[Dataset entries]

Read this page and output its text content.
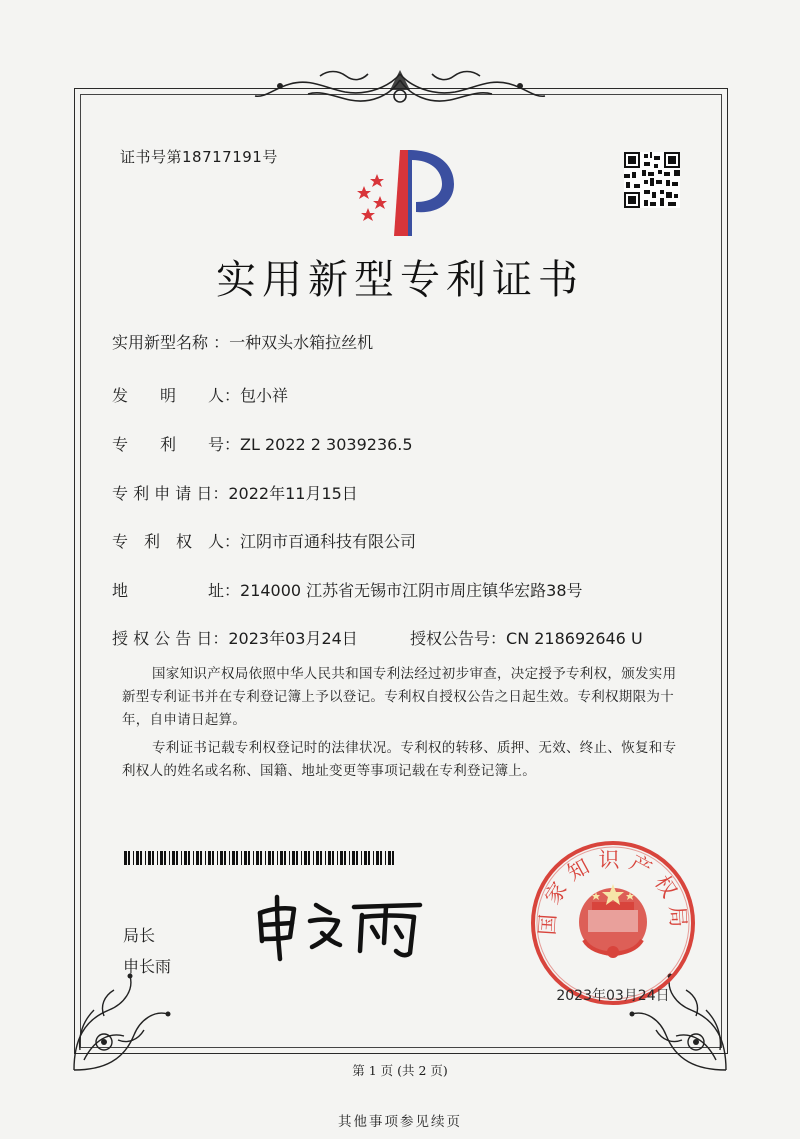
证书号第18717191号
实用新型专利证书
实用新型名称 ：一种双头水箱拉丝机
发　　明　　人：包小祥
专　　利　　号：ZL 2022 2 3039236.5
专 利 申 请 日：2022年11月15日
专　利　权　人：江阴市百通科技有限公司
地　　　　　址：214000 江苏省无锡市江阴市周庄镇华宏路38号
授 权 公 告 日：2023年03月24日	授权公告号：CN 218692646 U
国家知识产权局依照中华人民共和国专利法经过初步审查，决定授予专利权，颁发实用新型专利证书并在专利登记簿上予以登记。专利权自授权公告之日起生效。专利权期限为十年，自申请日起算。
专利证书记载专利权登记时的法律状况。专利权的转移、质押、无效、终止、恢复和专利权人的姓名或名称、国籍、地址变更等事项记载在专利登记簿上。
局长
申长雨
国家知识产权局
2023年03月24日
第 1 页 (共 2 页)
其他事项参见续页
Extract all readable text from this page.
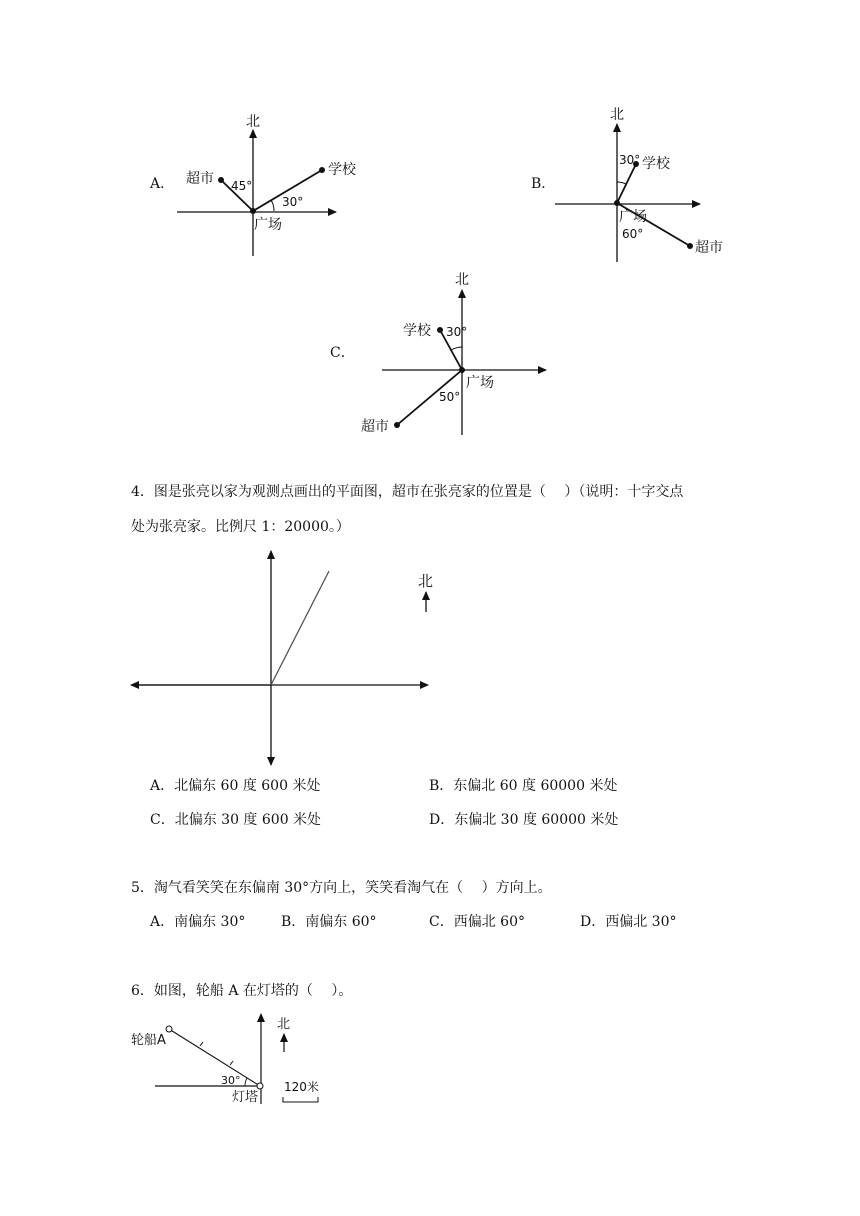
A．
北
学校
超市
广场
45°
30°
B．
北
学校
超市
广场
30°
60°
C．
北
学校
超市
广场
30°
50°
4．图是张亮以家为观测点画出的平面图，超市在张亮家的位置是（　 ）（说明：十字交点
处为张亮家。比例尺 1：20000。）
北
A．北偏东 60 度 600 米处	B．东偏北 60 度 60000 米处
C．北偏东 30 度 600 米处	D．东偏北 30 度 60000 米处
5．淘气看笑笑在东偏南 30°方向上，笑笑看淘气在（　 ）方向上。
A．南偏东 30°	B．南偏东 60°	C．西偏北 60°	D．西偏北 30°
6．如图，轮船 A 在灯塔的（　 ）。
北
轮船A
30°
灯塔
120米
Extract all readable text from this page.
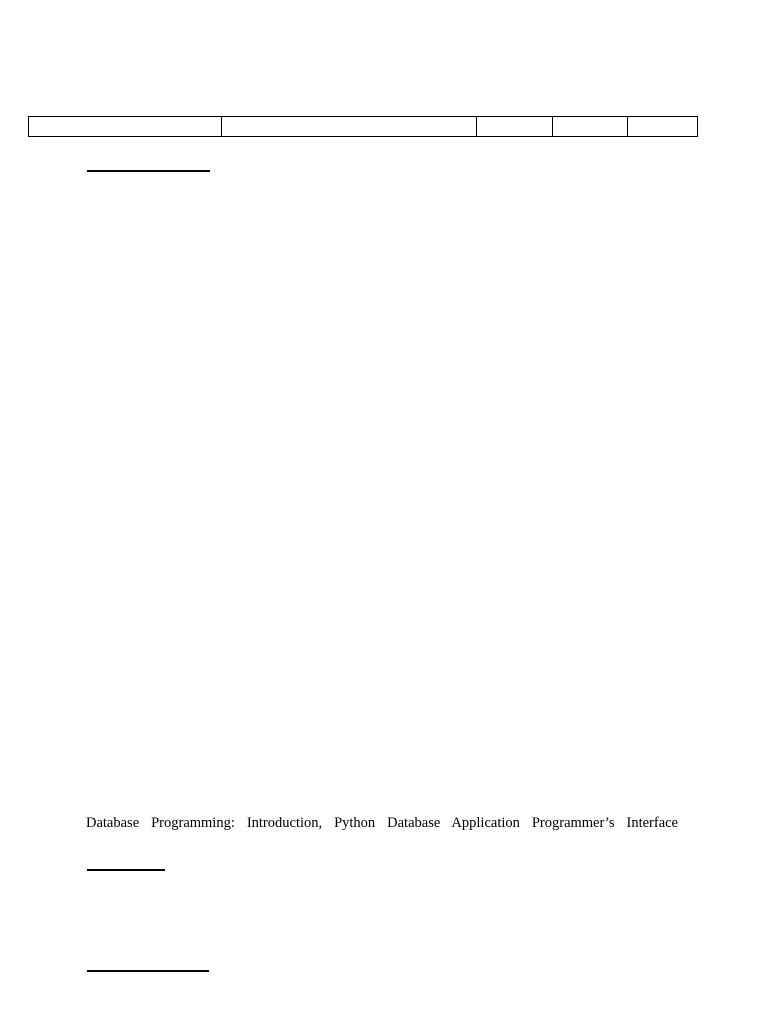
Database Programming: Introduction, Python Database Application Programmer’s Interface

__Goal__: Return the entries unchanged, save for the pictures, which do not belong in the copy.

__The result__:
Read this page and output its text content.
证书号第18717191号
实用新型专利证书
实用新型名称 ：一种双头水箱拉丝机
发　　明　　人：包小祥
专　　利　　号：ZL 2022 2 3039236.5
专 利 申 请 日：2022年11月15日
专　利　权　人：江阴市百通科技有限公司
地　　　　　址：214000 江苏省无锡市江阴市周庄镇华宏路38号
授 权 公 告 日：2023年03月24日	授权公告号：CN 218692646 U
国家知识产权局依照中华人民共和国专利法经过初步审查，决定授予专利权，颁发实用新型专利证书并在专利登记簿上予以登记。专利权自授权公告之日起生效。专利权期限为十年，自申请日起算。
专利证书记载专利权登记时的法律状况。专利权的转移、质押、无效、终止、恢复和专利权人的姓名或名称、国籍、地址变更等事项记载在专利登记簿上。
局长
申长雨
国家知识产权局
2023年03月24日
第 1 页 (共 2 页)
其他事项参见续页
Extract all readable text from this page.
A．
北
学校
超市
广场
45°
30°
B．
北
学校
超市
广场
30°
60°
C．
北
学校
超市
广场
30°
50°
4．图是张亮以家为观测点画出的平面图，超市在张亮家的位置是（　 ）（说明：十字交点
处为张亮家。比例尺 1：20000。）
北
A．北偏东 60 度 600 米处	B．东偏北 60 度 60000 米处
C．北偏东 30 度 600 米处	D．东偏北 30 度 60000 米处
5．淘气看笑笑在东偏南 30°方向上，笑笑看淘气在（　 ）方向上。
A．南偏东 30°	B．南偏东 60°	C．西偏北 60°	D．西偏北 30°
6．如图，轮船 A 在灯塔的（　 ）。
北
轮船A
30°
灯塔
120米
Extract all readable text from this page.
Database Programming: Introduction, Python Database Application Programmer’s Interface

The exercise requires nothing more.